<<<<
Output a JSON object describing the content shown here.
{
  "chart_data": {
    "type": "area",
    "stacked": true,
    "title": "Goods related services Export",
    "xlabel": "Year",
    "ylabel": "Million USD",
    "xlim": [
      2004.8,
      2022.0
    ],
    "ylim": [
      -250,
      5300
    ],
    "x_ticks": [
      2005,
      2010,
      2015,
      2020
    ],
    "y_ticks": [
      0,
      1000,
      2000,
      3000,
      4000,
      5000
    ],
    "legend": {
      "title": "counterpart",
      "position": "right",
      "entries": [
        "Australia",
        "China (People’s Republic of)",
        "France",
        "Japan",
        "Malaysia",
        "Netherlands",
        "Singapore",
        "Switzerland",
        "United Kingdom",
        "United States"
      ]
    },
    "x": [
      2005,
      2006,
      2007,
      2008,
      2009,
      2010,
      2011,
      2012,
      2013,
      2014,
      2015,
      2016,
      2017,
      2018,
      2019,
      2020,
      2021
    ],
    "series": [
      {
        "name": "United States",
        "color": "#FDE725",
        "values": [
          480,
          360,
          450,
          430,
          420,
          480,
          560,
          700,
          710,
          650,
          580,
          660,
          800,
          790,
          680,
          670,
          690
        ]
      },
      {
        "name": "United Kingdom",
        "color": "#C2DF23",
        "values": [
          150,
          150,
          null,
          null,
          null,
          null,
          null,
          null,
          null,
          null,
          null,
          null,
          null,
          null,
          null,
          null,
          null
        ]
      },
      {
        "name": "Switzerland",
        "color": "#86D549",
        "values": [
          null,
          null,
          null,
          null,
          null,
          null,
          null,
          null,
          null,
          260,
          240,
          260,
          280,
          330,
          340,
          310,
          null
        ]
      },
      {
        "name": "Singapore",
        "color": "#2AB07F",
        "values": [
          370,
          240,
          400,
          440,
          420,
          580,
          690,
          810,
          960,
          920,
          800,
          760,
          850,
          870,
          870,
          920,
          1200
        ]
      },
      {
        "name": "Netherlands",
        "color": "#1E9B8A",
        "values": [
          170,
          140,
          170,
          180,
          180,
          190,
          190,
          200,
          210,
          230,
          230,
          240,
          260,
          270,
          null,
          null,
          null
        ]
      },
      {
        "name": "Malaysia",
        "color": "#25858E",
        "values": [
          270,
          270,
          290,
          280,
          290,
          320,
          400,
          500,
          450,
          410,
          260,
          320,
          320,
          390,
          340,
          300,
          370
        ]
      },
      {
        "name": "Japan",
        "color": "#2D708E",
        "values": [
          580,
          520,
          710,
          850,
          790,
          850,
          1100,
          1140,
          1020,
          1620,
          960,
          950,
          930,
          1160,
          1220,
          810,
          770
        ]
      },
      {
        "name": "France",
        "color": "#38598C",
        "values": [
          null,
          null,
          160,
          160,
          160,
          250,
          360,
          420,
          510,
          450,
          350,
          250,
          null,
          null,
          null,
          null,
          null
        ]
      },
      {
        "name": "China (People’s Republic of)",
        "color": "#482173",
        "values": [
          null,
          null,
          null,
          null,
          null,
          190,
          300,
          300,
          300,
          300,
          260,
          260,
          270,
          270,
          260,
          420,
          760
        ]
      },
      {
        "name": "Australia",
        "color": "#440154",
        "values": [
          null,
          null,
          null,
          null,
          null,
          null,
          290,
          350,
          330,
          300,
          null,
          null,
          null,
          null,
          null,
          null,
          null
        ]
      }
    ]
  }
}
>>>>
(INSTRUCTIONS FOR THE TASK) Take the lines above and print them exactly.

(RIGHT ANSWER)
Output a JSON object describing the content shown here.
{
  "chart_data": {
    "type": "area",
    "stacked": true,
    "title": "Goods related services Export",
    "xlabel": "Year",
    "ylabel": "Million USD",
    "xlim": [
      2004.8,
      2022.0
    ],
    "ylim": [
      -250,
      5300
    ],
    "x_ticks": [
      2005,
      2010,
      2015,
      2020
    ],
    "y_ticks": [
      0,
      1000,
      2000,
      3000,
      4000,
      5000
    ],
    "legend": {
      "title": "counterpart",
      "position": "right",
      "entries": [
        "Australia",
        "China (People’s Republic of)",
        "France",
        "Japan",
        "Malaysia",
        "Netherlands",
        "Singapore",
        "Switzerland",
        "United Kingdom",
        "United States"
      ]
    },
    "x": [
      2005,
      2006,
      2007,
      2008,
      2009,
      2010,
      2011,
      2012,
      2013,
      2014,
      2015,
      2016,
      2017,
      2018,
      2019,
      2020,
      2021
    ],
    "series": [
      {
        "name": "United States",
        "color": "#FDE725",
        "values": [
          480,
          360,
          450,
          430,
          420,
          480,
          560,
          700,
          710,
          650,
          580,
          660,
          800,
          790,
          680,
          670,
          690
        ]
      },
      {
        "name": "United Kingdom",
        "color": "#C2DF23",
        "values": [
          150,
          150,
          null,
          null,
          null,
          null,
          null,
          null,
          null,
          null,
          null,
          null,
          null,
          null,
          null,
          null,
          null
        ]
      },
      {
        "name": "Switzerland",
        "color": "#86D549",
        "values": [
          null,
          null,
          null,
          null,
          null,
          null,
          null,
          null,
          null,
          260,
          240,
          260,
          280,
          330,
          340,
          310,
          null
        ]
      },
      {
        "name": "Singapore",
        "color": "#2AB07F",
        "values": [
          370,
          240,
          400,
          440,
          420,
          580,
          690,
          810,
          960,
          920,
          800,
          760,
          850,
          870,
          870,
          920,
          1200
        ]
      },
      {
        "name": "Netherlands",
        "color": "#1E9B8A",
        "values": [
          170,
          140,
          170,
          180,
          180,
          190,
          190,
          200,
          210,
          230,
          230,
          240,
          260,
          270,
          null,
          null,
          null
        ]
      },
      {
        "name": "Malaysia",
        "color": "#25858E",
        "values": [
          270,
          270,
          290,
          280,
          290,
          320,
          400,
          500,
          450,
          410,
          260,
          320,
          320,
          390,
          340,
          300,
          370
        ]
      },
      {
        "name": "Japan",
        "color": "#2D708E",
        "values": [
          580,
          520,
          710,
          850,
          790,
          850,
          1100,
          1140,
          1020,
          1620,
          960,
          950,
          930,
          1160,
          1220,
          810,
          770
        ]
      },
      {
        "name": "France",
        "color": "#38598C",
        "values": [
          null,
          null,
          160,
          160,
          160,
          250,
          360,
          420,
          510,
          450,
          350,
          250,
          null,
          null,
          null,
          null,
          null
        ]
      },
      {
        "name": "China (People’s Republic of)",
        "color": "#482173",
        "values": [
          null,
          null,
          null,
          null,
          null,
          190,
          300,
          300,
          300,
          300,
          260,
          260,
          270,
          270,
          260,
          420,
          760
        ]
      },
      {
        "name": "Australia",
        "color": "#440154",
        "values": [
          null,
          null,
          null,
          null,
          null,
          null,
          290,
          350,
          330,
          300,
          null,
          null,
          null,
          null,
          null,
          null,
          null
        ]
      }
    ]
  }
}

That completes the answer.